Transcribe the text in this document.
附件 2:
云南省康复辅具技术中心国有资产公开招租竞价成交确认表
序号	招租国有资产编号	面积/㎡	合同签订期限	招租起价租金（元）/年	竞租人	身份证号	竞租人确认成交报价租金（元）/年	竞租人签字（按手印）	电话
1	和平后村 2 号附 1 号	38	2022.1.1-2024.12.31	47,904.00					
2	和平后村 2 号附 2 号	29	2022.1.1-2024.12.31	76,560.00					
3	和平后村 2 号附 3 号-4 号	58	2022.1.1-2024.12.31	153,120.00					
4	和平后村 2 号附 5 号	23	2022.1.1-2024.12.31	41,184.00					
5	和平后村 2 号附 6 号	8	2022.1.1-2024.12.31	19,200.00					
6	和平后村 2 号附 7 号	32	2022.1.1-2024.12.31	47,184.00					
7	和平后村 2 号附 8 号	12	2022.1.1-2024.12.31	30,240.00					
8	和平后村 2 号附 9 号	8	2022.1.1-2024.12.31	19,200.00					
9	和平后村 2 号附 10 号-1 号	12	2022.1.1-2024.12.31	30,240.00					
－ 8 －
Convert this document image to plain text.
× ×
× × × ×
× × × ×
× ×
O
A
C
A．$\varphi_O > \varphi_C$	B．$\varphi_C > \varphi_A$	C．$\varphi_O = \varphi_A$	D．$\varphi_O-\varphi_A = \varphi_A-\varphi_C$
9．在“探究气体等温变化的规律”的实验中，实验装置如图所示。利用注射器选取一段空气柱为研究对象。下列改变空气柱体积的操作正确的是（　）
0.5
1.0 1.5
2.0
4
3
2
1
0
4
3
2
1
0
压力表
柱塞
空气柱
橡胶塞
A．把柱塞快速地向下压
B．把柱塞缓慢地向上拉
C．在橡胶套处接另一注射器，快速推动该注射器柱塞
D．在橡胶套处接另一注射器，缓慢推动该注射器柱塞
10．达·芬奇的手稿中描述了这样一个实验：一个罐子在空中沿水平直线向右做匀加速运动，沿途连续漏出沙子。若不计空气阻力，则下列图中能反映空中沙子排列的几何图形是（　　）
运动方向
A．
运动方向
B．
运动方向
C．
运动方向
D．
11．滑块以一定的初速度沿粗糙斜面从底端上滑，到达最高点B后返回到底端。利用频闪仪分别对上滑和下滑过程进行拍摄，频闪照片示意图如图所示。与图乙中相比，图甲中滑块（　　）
━━━━━━━━━━━━━━━━
### What the task asks
Retype the material above, line by line, exactly.

### The result
Transcribe the text in this document.
附件 2:
云南省康复辅具技术中心国有资产公开招租竞价成交确认表
序号	招租国有资产编号	面积/㎡	合同签订期限	招租起价租金（元）/年	竞租人	身份证号	竞租人确认成交报价租金（元）/年	竞租人签字（按手印）	电话
1	和平后村 2 号附 1 号	38	2022.1.1-2024.12.31	47,904.00					
2	和平后村 2 号附 2 号	29	2022.1.1-2024.12.31	76,560.00					
3	和平后村 2 号附 3 号-4 号	58	2022.1.1-2024.12.31	153,120.00					
4	和平后村 2 号附 5 号	23	2022.1.1-2024.12.31	41,184.00					
5	和平后村 2 号附 6 号	8	2022.1.1-2024.12.31	19,200.00					
6	和平后村 2 号附 7 号	32	2022.1.1-2024.12.31	47,184.00					
7	和平后村 2 号附 8 号	12	2022.1.1-2024.12.31	30,240.00					
8	和平后村 2 号附 9 号	8	2022.1.1-2024.12.31	19,200.00					
9	和平后村 2 号附 10 号-1 号	12	2022.1.1-2024.12.31	30,240.00					
－ 8 －
Convert this document image to plain text.
× ×
× × × ×
× × × ×
× ×
O
A
C
A．$\varphi_O > \varphi_C$	B．$\varphi_C > \varphi_A$	C．$\varphi_O = \varphi_A$	D．$\varphi_O-\varphi_A = \varphi_A-\varphi_C$
9．在“探究气体等温变化的规律”的实验中，实验装置如图所示。利用注射器选取一段空气柱为研究对象。下列改变空气柱体积的操作正确的是（　）
0.5
1.0 1.5
2.0
4
3
2
1
0
4
3
2
1
0
压力表
柱塞
空气柱
橡胶塞
A．把柱塞快速地向下压
B．把柱塞缓慢地向上拉
C．在橡胶套处接另一注射器，快速推动该注射器柱塞
D．在橡胶套处接另一注射器，缓慢推动该注射器柱塞
10．达·芬奇的手稿中描述了这样一个实验：一个罐子在空中沿水平直线向右做匀加速运动，沿途连续漏出沙子。若不计空气阻力，则下列图中能反映空中沙子排列的几何图形是（　　）
运动方向
A．
运动方向
B．
运动方向
C．
运动方向
D．
11．滑块以一定的初速度沿粗糙斜面从底端上滑，到达最高点B后返回到底端。利用频闪仪分别对上滑和下滑过程进行拍摄，频闪照片示意图如图所示。与图乙中相比，图甲中滑块（　　）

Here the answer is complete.